Start of MATERIAL FOR THE TASK

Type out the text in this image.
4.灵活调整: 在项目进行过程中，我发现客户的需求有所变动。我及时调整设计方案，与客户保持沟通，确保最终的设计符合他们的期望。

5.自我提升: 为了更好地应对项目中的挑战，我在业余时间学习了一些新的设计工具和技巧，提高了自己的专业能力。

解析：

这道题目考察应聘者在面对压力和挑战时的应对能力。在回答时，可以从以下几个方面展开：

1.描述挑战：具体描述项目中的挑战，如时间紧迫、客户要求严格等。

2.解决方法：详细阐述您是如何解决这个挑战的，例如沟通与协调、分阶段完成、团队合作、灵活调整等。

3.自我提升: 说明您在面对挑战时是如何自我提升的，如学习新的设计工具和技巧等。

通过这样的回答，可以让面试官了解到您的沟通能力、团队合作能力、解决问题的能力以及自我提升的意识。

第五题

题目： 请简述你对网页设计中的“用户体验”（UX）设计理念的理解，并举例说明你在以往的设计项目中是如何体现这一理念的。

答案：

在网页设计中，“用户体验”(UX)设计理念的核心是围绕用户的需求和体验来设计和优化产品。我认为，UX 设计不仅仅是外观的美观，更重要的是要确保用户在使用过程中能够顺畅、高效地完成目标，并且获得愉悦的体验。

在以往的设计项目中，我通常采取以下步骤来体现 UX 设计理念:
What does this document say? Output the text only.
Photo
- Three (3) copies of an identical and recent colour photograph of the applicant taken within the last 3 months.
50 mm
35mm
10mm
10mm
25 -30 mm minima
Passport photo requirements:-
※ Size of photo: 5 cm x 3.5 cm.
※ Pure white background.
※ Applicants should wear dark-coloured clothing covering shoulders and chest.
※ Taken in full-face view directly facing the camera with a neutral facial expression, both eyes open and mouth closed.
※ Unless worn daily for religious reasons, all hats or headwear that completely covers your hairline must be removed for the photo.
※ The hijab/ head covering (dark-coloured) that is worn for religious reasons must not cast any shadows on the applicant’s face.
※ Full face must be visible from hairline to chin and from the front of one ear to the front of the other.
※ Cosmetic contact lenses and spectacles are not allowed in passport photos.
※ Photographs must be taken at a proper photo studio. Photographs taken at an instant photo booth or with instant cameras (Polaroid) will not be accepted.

End of MATERIAL FOR THE TASK

_TASK DESCRIPTION_.
Using the entries above, return each line in which the word "用户体验" occurs.

_SOLUTION FOR THIS TASK_.
题目： 请简述你对网页设计中的“用户体验”（UX）设计理念的理解，并举例说明你在以往的设计项目中是如何体现这一理念的。
在网页设计中，“用户体验”(UX)设计理念的核心是围绕用户的需求和体验来设计和优化产品。我认为，UX 设计不仅仅是外观的美观，更重要的是要确保用户在使用过程中能够顺畅、高效地完成目标，并且获得愉悦的体验。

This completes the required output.